Element boundary records:
########

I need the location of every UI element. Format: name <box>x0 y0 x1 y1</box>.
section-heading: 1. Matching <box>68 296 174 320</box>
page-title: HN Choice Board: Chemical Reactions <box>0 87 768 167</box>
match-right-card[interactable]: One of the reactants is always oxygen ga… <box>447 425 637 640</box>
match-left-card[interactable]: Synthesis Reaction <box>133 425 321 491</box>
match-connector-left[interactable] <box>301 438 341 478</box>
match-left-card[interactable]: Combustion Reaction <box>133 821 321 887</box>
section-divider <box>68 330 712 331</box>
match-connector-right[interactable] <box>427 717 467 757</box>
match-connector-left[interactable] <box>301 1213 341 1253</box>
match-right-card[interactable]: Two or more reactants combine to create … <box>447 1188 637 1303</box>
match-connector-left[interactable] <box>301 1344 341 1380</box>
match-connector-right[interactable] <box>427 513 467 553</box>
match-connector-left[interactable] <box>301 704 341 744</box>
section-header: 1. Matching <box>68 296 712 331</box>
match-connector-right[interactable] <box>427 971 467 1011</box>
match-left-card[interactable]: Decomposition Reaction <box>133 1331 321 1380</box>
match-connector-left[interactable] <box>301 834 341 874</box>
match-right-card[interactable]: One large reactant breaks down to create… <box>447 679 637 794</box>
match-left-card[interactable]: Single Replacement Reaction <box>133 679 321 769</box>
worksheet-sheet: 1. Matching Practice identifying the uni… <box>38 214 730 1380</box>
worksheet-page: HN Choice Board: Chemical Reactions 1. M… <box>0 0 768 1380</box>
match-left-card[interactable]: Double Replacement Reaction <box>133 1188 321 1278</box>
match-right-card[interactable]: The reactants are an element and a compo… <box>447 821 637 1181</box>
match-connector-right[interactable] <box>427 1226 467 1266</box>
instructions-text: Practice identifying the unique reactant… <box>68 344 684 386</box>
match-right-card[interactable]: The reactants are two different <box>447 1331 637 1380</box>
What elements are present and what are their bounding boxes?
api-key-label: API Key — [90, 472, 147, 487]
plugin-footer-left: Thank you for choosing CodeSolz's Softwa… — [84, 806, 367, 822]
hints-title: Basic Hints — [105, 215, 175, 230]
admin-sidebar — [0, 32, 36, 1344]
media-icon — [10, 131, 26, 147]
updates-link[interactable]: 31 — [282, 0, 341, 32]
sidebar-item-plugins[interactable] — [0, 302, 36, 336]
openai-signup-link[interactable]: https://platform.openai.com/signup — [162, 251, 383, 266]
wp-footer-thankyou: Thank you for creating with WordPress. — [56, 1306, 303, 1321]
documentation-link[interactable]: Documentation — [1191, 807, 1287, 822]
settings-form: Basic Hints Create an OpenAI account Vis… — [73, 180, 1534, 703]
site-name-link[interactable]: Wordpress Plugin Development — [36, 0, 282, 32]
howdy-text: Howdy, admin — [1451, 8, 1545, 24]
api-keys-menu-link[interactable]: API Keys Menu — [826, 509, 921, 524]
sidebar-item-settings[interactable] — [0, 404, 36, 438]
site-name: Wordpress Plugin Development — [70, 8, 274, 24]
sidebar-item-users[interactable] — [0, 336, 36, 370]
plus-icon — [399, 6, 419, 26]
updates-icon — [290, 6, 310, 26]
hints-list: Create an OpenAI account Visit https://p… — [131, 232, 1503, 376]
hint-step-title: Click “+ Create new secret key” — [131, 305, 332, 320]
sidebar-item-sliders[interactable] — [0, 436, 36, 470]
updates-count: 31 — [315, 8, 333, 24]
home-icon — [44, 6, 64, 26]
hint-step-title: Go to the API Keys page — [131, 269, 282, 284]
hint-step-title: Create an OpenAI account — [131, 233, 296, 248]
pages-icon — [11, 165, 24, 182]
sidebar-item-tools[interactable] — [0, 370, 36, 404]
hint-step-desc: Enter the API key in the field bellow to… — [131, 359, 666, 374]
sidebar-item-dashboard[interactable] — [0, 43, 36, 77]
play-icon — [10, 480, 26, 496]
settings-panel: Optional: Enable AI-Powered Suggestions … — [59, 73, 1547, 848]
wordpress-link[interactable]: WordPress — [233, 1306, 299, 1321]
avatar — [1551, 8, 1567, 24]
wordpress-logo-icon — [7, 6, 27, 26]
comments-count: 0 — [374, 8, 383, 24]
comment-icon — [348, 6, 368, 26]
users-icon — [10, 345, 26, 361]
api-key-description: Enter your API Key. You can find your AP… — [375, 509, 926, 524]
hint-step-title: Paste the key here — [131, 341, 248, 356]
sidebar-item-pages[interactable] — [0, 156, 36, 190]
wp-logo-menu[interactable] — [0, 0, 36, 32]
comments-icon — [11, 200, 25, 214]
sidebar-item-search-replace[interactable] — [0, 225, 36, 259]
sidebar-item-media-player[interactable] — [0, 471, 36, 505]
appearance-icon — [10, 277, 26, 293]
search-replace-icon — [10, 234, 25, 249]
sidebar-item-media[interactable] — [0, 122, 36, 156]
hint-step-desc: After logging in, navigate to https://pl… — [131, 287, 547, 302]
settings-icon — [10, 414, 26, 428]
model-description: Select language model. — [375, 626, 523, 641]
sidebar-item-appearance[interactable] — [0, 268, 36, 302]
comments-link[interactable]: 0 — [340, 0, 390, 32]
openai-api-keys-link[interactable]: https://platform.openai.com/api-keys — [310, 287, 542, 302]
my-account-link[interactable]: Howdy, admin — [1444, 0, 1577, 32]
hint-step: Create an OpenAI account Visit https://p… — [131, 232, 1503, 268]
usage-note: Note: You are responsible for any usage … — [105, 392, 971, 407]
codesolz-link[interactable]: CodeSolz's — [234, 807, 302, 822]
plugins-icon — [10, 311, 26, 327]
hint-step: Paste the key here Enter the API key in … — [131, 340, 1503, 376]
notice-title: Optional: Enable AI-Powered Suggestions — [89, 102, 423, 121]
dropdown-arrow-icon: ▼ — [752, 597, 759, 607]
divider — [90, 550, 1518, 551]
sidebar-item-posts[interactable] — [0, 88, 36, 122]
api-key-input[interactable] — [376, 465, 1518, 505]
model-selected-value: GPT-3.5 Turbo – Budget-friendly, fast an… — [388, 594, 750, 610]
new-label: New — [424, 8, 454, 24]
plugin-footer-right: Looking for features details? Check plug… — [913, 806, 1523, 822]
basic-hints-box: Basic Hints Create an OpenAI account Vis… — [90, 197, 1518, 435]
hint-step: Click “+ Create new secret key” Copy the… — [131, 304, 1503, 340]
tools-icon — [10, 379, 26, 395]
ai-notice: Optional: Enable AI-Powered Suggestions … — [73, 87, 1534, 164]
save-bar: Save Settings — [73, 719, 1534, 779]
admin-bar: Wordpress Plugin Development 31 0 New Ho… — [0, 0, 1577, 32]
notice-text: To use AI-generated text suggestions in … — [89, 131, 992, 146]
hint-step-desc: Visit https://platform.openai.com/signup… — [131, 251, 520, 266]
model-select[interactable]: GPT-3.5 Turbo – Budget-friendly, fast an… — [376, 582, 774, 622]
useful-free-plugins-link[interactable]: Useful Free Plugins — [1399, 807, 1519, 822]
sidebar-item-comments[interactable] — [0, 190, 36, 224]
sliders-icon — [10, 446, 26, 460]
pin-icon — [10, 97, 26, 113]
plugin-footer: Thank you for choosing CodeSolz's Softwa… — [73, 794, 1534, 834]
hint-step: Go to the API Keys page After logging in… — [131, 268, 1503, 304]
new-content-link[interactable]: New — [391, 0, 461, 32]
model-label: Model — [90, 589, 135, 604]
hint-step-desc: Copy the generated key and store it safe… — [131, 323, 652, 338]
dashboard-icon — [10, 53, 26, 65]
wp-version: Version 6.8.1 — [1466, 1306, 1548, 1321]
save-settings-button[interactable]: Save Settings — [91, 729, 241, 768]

########

§ Problem statement: Rewrite all of the records above, changing "Synthesis Reaction" to "Combination Reaction" and leaving every other line and character as it is.

§ Expected answer:
I need the location of every UI element. Format: name <box>x0 y0 x1 y1</box>.
section-heading: 1. Matching <box>68 296 174 320</box>
page-title: HN Choice Board: Chemical Reactions <box>0 87 768 167</box>
match-right-card[interactable]: One of the reactants is always oxygen ga… <box>447 425 637 640</box>
match-left-card[interactable]: Combination Reaction <box>133 425 321 491</box>
match-connector-left[interactable] <box>301 438 341 478</box>
match-left-card[interactable]: Combustion Reaction <box>133 821 321 887</box>
section-divider <box>68 330 712 331</box>
match-connector-right[interactable] <box>427 717 467 757</box>
match-connector-left[interactable] <box>301 1213 341 1253</box>
match-right-card[interactable]: Two or more reactants combine to create … <box>447 1188 637 1303</box>
match-connector-left[interactable] <box>301 1344 341 1380</box>
match-connector-right[interactable] <box>427 513 467 553</box>
match-connector-left[interactable] <box>301 704 341 744</box>
section-header: 1. Matching <box>68 296 712 331</box>
match-connector-right[interactable] <box>427 971 467 1011</box>
match-left-card[interactable]: Decomposition Reaction <box>133 1331 321 1380</box>
match-connector-left[interactable] <box>301 834 341 874</box>
match-right-card[interactable]: One large reactant breaks down to create… <box>447 679 637 794</box>
match-left-card[interactable]: Single Replacement Reaction <box>133 679 321 769</box>
worksheet-sheet: 1. Matching Practice identifying the uni… <box>38 214 730 1380</box>
worksheet-page: HN Choice Board: Chemical Reactions 1. M… <box>0 0 768 1380</box>
match-left-card[interactable]: Double Replacement Reaction <box>133 1188 321 1278</box>
match-right-card[interactable]: The reactants are an element and a compo… <box>447 821 637 1181</box>
match-connector-right[interactable] <box>427 1226 467 1266</box>
instructions-text: Practice identifying the unique reactant… <box>68 344 684 386</box>
match-right-card[interactable]: The reactants are two different <box>447 1331 637 1380</box>
What elements are present and what are their bounding boxes?
api-key-label: API Key — [90, 472, 147, 487]
plugin-footer-left: Thank you for choosing CodeSolz's Softwa… — [84, 806, 367, 822]
hints-title: Basic Hints — [105, 215, 175, 230]
admin-sidebar — [0, 32, 36, 1344]
media-icon — [10, 131, 26, 147]
updates-link[interactable]: 31 — [282, 0, 341, 32]
sidebar-item-plugins[interactable] — [0, 302, 36, 336]
openai-signup-link[interactable]: https://platform.openai.com/signup — [162, 251, 383, 266]
wp-footer-thankyou: Thank you for creating with WordPress. — [56, 1306, 303, 1321]
documentation-link[interactable]: Documentation — [1191, 807, 1287, 822]
settings-form: Basic Hints Create an OpenAI account Vis… — [73, 180, 1534, 703]
site-name-link[interactable]: Wordpress Plugin Development — [36, 0, 282, 32]
howdy-text: Howdy, admin — [1451, 8, 1545, 24]
api-keys-menu-link[interactable]: API Keys Menu — [826, 509, 921, 524]
sidebar-item-settings[interactable] — [0, 404, 36, 438]
site-name: Wordpress Plugin Development — [70, 8, 274, 24]
sidebar-item-users[interactable] — [0, 336, 36, 370]
plus-icon — [399, 6, 419, 26]
updates-icon — [290, 6, 310, 26]
hints-list: Create an OpenAI account Visit https://p… — [131, 232, 1503, 376]
hint-step-title: Click “+ Create new secret key” — [131, 305, 332, 320]
sidebar-item-sliders[interactable] — [0, 436, 36, 470]
updates-count: 31 — [315, 8, 333, 24]
home-icon — [44, 6, 64, 26]
hint-step-title: Go to the API Keys page — [131, 269, 282, 284]
hint-step-title: Create an OpenAI account — [131, 233, 296, 248]
pages-icon — [11, 165, 24, 182]
sidebar-item-tools[interactable] — [0, 370, 36, 404]
hint-step-desc: Enter the API key in the field bellow to… — [131, 359, 666, 374]
sidebar-item-dashboard[interactable] — [0, 43, 36, 77]
play-icon — [10, 480, 26, 496]
settings-panel: Optional: Enable AI-Powered Suggestions … — [59, 73, 1547, 848]
wordpress-link[interactable]: WordPress — [233, 1306, 299, 1321]
avatar — [1551, 8, 1567, 24]
wordpress-logo-icon — [7, 6, 27, 26]
comments-count: 0 — [374, 8, 383, 24]
comment-icon — [348, 6, 368, 26]
users-icon — [10, 345, 26, 361]
api-key-description: Enter your API Key. You can find your AP… — [375, 509, 926, 524]
hint-step-title: Paste the key here — [131, 341, 248, 356]
sidebar-item-pages[interactable] — [0, 156, 36, 190]
wp-logo-menu[interactable] — [0, 0, 36, 32]
comments-icon — [11, 200, 25, 214]
sidebar-item-search-replace[interactable] — [0, 225, 36, 259]
sidebar-item-media-player[interactable] — [0, 471, 36, 505]
appearance-icon — [10, 277, 26, 293]
search-replace-icon — [10, 234, 25, 249]
sidebar-item-media[interactable] — [0, 122, 36, 156]
hint-step-desc: After logging in, navigate to https://pl… — [131, 287, 547, 302]
settings-icon — [10, 414, 26, 428]
model-description: Select language model. — [375, 626, 523, 641]
sidebar-item-appearance[interactable] — [0, 268, 36, 302]
comments-link[interactable]: 0 — [340, 0, 390, 32]
openai-api-keys-link[interactable]: https://platform.openai.com/api-keys — [310, 287, 542, 302]
my-account-link[interactable]: Howdy, admin — [1444, 0, 1577, 32]
hint-step: Create an OpenAI account Visit https://p… — [131, 232, 1503, 268]
usage-note: Note: You are responsible for any usage … — [105, 392, 971, 407]
codesolz-link[interactable]: CodeSolz's — [234, 807, 302, 822]
plugins-icon — [10, 311, 26, 327]
hint-step: Paste the key here Enter the API key in … — [131, 340, 1503, 376]
notice-title: Optional: Enable AI-Powered Suggestions — [89, 102, 423, 121]
dropdown-arrow-icon: ▼ — [752, 597, 759, 607]
divider — [90, 550, 1518, 551]
sidebar-item-posts[interactable] — [0, 88, 36, 122]
api-key-input[interactable] — [376, 465, 1518, 505]
model-selected-value: GPT-3.5 Turbo – Budget-friendly, fast an… — [388, 594, 750, 610]
new-label: New — [424, 8, 454, 24]
plugin-footer-right: Looking for features details? Check plug… — [913, 806, 1523, 822]
basic-hints-box: Basic Hints Create an OpenAI account Vis… — [90, 197, 1518, 435]
hint-step: Click “+ Create new secret key” Copy the… — [131, 304, 1503, 340]
tools-icon — [10, 379, 26, 395]
ai-notice: Optional: Enable AI-Powered Suggestions … — [73, 87, 1534, 164]
save-bar: Save Settings — [73, 719, 1534, 779]
admin-bar: Wordpress Plugin Development 31 0 New Ho… — [0, 0, 1577, 32]
notice-text: To use AI-generated text suggestions in … — [89, 131, 992, 146]
hint-step-desc: Visit https://platform.openai.com/signup… — [131, 251, 520, 266]
model-select[interactable]: GPT-3.5 Turbo – Budget-friendly, fast an… — [376, 582, 774, 622]
useful-free-plugins-link[interactable]: Useful Free Plugins — [1399, 807, 1519, 822]
sidebar-item-comments[interactable] — [0, 190, 36, 224]
sliders-icon — [10, 446, 26, 460]
pin-icon — [10, 97, 26, 113]
plugin-footer: Thank you for choosing CodeSolz's Softwa… — [73, 794, 1534, 834]
hint-step: Go to the API Keys page After logging in… — [131, 268, 1503, 304]
new-content-link[interactable]: New — [391, 0, 461, 32]
model-label: Model — [90, 589, 135, 604]
hint-step-desc: Copy the generated key and store it safe… — [131, 323, 652, 338]
dashboard-icon — [10, 53, 26, 65]
wp-version: Version 6.8.1 — [1466, 1306, 1548, 1321]
save-settings-button[interactable]: Save Settings — [91, 729, 241, 768]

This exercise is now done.